--- Start DATA FOR THE TASK ---

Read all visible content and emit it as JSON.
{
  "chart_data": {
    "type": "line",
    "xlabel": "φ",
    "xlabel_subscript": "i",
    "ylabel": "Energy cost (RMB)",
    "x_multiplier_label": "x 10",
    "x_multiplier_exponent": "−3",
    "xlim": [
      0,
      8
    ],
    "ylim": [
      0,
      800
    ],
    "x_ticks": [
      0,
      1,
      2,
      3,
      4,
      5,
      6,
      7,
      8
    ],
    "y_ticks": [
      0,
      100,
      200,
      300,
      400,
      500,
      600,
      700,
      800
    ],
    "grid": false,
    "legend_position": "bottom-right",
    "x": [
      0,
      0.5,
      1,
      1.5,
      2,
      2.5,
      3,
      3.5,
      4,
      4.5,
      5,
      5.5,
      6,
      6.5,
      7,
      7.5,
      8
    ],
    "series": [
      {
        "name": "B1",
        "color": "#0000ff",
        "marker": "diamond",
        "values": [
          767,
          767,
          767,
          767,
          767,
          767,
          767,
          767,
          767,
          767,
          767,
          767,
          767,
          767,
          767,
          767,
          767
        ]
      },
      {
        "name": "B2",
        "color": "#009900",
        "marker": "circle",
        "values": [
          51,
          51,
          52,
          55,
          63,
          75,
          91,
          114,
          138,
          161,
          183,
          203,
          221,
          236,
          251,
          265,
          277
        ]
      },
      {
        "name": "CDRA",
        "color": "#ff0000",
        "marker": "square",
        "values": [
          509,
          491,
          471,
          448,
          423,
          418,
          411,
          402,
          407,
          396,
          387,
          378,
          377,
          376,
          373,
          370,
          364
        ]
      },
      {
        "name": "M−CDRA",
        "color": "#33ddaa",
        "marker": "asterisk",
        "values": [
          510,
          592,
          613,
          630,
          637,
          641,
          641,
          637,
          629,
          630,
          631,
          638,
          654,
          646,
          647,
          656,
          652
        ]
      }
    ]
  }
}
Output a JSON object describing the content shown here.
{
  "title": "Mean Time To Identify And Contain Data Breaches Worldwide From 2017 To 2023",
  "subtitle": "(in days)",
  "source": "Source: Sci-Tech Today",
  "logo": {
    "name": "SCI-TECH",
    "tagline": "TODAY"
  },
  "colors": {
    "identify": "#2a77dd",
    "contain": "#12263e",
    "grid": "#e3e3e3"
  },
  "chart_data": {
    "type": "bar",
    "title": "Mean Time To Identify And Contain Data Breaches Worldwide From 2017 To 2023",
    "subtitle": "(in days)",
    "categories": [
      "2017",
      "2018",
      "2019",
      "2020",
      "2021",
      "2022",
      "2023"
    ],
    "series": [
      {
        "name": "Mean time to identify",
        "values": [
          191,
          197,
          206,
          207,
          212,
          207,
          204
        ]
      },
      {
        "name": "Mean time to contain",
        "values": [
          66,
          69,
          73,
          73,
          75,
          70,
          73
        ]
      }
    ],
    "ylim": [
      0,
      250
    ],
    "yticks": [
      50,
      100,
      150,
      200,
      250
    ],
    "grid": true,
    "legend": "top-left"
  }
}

--- End DATA FOR THE TASK ---
--- Start DATA FOR THE TASK ---

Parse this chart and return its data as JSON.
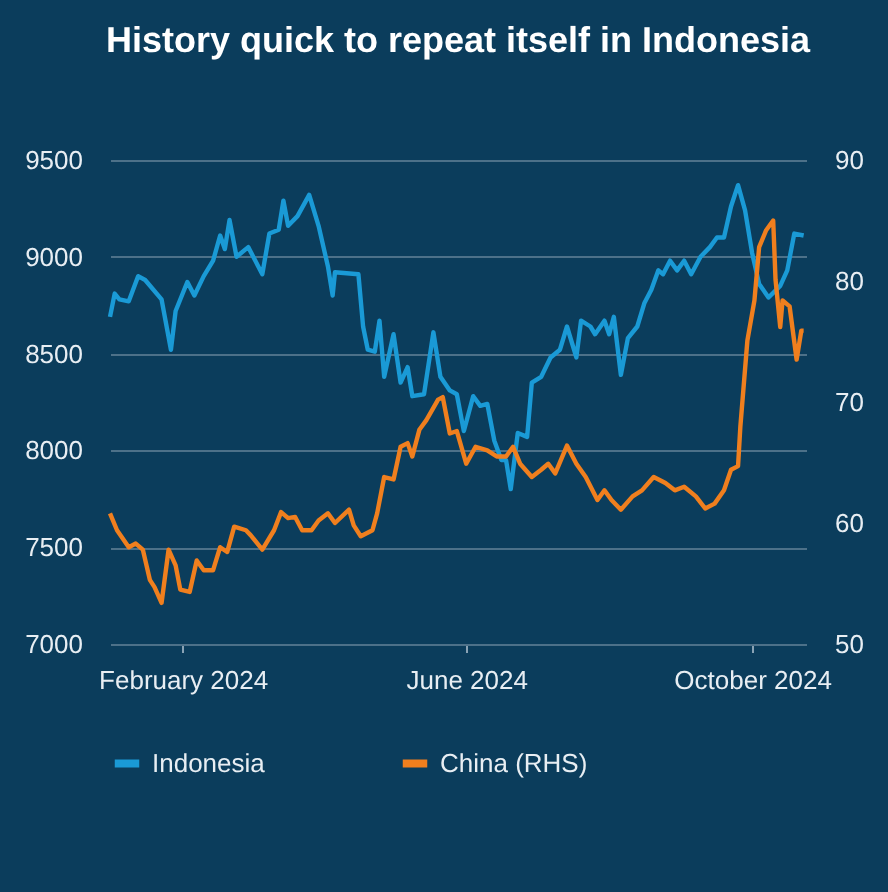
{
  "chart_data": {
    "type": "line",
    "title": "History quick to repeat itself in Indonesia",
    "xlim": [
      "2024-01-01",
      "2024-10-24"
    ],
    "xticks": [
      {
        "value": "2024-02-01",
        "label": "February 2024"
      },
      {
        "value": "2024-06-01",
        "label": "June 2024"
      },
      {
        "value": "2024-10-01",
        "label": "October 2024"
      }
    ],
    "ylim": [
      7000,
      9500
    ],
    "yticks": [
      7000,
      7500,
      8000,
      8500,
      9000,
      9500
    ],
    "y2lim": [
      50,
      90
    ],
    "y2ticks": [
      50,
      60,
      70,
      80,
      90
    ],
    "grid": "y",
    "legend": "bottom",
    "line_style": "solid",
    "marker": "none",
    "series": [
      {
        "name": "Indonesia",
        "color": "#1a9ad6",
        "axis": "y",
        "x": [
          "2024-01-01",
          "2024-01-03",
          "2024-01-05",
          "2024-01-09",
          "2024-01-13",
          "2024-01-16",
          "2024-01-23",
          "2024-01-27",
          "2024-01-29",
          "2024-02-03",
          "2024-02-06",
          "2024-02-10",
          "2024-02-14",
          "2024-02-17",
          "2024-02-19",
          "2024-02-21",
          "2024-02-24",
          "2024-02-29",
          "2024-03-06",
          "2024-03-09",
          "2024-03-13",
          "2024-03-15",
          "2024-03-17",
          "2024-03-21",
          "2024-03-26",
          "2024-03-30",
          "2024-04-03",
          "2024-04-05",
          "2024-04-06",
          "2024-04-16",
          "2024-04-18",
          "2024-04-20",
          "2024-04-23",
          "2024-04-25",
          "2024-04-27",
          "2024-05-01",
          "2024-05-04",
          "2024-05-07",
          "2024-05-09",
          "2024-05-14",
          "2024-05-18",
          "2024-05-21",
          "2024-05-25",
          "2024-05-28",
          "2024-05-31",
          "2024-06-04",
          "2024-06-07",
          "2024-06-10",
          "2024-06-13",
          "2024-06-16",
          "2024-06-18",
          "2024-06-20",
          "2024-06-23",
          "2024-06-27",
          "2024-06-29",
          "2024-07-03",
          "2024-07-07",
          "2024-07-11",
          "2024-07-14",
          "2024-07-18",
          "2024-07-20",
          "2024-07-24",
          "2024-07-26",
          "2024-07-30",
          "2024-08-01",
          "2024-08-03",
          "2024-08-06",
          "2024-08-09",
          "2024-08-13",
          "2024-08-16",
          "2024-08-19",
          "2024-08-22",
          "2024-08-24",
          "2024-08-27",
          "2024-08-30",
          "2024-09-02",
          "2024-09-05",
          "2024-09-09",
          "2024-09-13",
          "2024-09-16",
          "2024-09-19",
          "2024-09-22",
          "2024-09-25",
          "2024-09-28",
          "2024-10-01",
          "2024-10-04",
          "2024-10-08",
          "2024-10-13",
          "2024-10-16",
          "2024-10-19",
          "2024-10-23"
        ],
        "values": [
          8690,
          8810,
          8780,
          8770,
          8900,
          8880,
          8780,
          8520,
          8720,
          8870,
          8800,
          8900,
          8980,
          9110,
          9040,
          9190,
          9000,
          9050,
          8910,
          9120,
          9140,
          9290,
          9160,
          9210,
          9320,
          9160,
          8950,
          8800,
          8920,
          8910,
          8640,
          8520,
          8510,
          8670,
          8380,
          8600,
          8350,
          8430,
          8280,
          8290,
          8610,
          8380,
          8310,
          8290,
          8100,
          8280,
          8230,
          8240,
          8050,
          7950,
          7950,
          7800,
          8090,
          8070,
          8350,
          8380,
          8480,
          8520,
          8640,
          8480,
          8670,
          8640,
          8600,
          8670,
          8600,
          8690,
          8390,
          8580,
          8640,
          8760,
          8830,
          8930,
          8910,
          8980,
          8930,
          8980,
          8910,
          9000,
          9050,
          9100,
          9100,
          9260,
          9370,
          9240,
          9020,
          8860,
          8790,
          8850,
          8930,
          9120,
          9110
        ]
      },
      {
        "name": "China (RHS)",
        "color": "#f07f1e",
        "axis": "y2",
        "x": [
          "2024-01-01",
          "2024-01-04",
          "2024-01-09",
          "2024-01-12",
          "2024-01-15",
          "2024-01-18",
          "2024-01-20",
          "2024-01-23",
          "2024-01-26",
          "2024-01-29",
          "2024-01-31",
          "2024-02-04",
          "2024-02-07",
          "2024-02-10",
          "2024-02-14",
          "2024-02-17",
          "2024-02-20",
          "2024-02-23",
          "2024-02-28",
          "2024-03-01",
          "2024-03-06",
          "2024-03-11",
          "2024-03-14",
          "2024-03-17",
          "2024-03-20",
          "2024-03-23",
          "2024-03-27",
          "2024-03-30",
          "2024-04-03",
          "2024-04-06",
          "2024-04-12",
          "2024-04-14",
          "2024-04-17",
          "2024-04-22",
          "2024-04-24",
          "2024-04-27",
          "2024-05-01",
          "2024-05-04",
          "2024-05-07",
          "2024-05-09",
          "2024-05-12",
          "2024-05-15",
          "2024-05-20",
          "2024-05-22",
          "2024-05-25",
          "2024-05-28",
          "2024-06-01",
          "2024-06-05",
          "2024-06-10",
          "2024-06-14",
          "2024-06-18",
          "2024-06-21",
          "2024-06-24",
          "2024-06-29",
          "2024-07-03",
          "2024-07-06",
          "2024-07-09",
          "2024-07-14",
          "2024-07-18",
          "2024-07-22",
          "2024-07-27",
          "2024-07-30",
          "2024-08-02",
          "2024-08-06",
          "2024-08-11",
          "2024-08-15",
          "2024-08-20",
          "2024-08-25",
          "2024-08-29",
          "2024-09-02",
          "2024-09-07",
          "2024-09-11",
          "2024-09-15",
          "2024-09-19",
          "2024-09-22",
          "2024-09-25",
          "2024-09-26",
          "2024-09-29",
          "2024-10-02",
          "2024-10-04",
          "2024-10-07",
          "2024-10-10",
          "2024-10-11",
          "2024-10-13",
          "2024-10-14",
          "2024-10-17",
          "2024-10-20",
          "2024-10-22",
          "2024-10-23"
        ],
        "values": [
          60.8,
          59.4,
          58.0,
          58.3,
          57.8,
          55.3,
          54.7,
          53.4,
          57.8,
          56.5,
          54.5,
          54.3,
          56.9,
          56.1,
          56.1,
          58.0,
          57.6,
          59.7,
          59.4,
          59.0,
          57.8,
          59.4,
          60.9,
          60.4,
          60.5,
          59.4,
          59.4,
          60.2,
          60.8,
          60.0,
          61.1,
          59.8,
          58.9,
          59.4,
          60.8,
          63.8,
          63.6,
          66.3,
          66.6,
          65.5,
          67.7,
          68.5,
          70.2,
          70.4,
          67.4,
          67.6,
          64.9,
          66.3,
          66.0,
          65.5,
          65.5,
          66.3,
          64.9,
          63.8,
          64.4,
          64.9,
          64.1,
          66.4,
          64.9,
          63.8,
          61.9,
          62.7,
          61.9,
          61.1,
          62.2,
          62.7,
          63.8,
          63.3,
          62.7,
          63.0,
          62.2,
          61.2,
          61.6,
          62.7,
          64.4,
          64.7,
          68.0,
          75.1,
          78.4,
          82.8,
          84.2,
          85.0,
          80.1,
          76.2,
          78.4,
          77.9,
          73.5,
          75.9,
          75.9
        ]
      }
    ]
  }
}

--- End DATA FOR THE TASK ---

TASK DESCRIPTION: Report only the number of lines in the data above that contain "Worldwide".

EXERCISE OUTPUT: 2